Each line holding the word "this" counts once; give the total and nothing more.
** Start of Record set **
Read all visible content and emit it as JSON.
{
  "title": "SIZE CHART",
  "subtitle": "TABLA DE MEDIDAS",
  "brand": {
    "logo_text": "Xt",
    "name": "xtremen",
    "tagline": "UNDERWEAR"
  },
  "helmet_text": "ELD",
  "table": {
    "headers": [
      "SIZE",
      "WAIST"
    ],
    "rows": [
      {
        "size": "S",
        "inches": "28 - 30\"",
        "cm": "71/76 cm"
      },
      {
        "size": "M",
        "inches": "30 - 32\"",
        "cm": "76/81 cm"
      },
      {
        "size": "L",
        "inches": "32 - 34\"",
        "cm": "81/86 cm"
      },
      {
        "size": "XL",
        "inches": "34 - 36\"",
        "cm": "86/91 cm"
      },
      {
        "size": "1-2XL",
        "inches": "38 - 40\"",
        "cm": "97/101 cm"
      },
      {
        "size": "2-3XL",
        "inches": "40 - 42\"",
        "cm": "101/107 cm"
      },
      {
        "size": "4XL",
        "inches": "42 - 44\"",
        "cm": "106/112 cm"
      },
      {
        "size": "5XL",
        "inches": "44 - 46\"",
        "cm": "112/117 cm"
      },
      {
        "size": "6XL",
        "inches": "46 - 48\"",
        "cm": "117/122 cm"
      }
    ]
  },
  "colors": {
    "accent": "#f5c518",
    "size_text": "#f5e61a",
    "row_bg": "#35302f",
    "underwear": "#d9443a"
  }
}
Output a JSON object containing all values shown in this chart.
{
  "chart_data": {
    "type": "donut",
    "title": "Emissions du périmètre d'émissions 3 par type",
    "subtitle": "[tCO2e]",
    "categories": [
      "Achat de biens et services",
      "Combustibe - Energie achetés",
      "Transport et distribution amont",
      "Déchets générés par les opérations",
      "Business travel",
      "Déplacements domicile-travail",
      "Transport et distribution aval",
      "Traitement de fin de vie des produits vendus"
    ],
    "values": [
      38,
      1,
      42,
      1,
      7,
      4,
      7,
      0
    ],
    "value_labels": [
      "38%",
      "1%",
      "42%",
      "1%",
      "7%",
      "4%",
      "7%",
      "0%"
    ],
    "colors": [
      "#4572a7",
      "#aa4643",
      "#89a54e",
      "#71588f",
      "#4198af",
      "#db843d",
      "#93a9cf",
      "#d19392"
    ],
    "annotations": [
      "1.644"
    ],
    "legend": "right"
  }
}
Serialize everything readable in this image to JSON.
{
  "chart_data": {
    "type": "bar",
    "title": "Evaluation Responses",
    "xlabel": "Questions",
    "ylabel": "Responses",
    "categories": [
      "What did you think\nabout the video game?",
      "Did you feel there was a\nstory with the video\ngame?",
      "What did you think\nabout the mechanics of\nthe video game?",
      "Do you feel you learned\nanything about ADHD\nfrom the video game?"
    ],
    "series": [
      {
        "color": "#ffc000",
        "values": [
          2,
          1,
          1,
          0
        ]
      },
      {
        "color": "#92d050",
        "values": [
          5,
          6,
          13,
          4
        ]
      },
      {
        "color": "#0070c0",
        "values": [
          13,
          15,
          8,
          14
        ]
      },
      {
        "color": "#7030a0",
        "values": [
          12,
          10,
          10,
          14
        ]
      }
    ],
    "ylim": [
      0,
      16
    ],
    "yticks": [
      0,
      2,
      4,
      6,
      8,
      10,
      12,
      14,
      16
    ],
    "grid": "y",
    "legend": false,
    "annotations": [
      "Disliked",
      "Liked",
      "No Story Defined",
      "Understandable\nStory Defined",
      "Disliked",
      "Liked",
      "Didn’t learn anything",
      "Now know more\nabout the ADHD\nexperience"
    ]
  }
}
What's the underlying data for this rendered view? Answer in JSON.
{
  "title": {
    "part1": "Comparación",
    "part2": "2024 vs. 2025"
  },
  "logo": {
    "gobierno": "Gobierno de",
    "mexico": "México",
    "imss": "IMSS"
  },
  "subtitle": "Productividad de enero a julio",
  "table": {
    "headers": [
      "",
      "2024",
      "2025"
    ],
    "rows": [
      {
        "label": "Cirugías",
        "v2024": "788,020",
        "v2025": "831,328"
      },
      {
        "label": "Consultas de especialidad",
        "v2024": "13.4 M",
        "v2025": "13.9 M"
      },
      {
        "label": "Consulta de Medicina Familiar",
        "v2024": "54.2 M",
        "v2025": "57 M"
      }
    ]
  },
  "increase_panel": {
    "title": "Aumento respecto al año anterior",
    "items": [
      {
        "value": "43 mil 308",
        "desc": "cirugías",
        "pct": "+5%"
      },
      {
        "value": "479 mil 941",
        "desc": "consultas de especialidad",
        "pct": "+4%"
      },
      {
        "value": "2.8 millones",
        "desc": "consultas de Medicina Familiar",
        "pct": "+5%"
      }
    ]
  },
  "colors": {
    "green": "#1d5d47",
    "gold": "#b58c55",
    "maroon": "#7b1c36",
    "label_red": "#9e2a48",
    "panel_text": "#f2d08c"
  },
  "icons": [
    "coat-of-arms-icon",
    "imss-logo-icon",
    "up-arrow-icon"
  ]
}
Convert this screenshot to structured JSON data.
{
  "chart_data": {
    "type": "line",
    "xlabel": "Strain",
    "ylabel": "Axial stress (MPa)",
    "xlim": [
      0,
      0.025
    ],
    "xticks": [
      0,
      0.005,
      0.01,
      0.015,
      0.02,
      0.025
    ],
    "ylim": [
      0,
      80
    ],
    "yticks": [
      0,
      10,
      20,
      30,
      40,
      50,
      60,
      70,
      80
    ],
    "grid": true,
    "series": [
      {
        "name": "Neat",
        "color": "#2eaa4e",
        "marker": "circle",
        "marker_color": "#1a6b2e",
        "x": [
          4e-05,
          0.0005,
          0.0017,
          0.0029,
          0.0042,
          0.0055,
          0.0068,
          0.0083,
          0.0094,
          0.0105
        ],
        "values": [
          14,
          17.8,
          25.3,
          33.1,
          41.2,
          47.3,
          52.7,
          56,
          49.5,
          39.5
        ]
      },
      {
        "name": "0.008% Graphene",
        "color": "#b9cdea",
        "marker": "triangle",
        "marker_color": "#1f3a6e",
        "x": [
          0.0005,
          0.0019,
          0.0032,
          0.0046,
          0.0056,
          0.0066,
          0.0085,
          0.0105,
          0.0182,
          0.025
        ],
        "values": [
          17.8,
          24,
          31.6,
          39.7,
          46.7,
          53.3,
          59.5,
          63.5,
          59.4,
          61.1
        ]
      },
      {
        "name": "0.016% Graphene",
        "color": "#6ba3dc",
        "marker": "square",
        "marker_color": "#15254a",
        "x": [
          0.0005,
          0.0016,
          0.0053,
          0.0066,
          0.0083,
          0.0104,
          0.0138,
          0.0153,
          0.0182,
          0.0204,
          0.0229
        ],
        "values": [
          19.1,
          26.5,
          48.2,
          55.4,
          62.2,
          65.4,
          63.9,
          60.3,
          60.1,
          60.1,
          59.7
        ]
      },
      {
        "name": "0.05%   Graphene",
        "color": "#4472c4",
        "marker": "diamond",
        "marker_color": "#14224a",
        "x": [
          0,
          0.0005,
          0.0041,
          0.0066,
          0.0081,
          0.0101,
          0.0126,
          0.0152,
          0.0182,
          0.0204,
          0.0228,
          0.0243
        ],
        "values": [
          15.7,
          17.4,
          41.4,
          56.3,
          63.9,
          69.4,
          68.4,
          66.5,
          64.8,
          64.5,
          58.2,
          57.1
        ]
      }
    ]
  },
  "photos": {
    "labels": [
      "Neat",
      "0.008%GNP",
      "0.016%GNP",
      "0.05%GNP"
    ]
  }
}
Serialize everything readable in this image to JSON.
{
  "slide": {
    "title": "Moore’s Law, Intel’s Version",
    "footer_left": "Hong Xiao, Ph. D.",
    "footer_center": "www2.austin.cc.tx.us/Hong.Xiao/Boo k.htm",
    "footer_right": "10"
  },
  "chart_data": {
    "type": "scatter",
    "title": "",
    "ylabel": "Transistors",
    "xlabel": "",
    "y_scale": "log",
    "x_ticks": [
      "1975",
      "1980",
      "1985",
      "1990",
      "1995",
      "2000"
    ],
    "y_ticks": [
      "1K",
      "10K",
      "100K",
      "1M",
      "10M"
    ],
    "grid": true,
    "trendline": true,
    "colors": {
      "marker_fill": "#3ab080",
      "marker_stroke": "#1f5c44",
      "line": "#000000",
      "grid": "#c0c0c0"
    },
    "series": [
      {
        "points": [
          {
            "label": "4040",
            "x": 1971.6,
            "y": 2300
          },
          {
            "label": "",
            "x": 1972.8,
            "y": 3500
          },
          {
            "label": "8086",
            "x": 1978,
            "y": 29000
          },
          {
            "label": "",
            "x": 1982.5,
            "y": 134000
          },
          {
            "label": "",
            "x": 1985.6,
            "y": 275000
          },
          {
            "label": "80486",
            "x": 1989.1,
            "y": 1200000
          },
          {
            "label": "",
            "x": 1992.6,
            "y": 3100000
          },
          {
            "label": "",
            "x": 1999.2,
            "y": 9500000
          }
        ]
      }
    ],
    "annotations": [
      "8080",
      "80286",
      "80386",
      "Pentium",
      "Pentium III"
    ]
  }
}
** End of Record set **
◆ Task answer: 5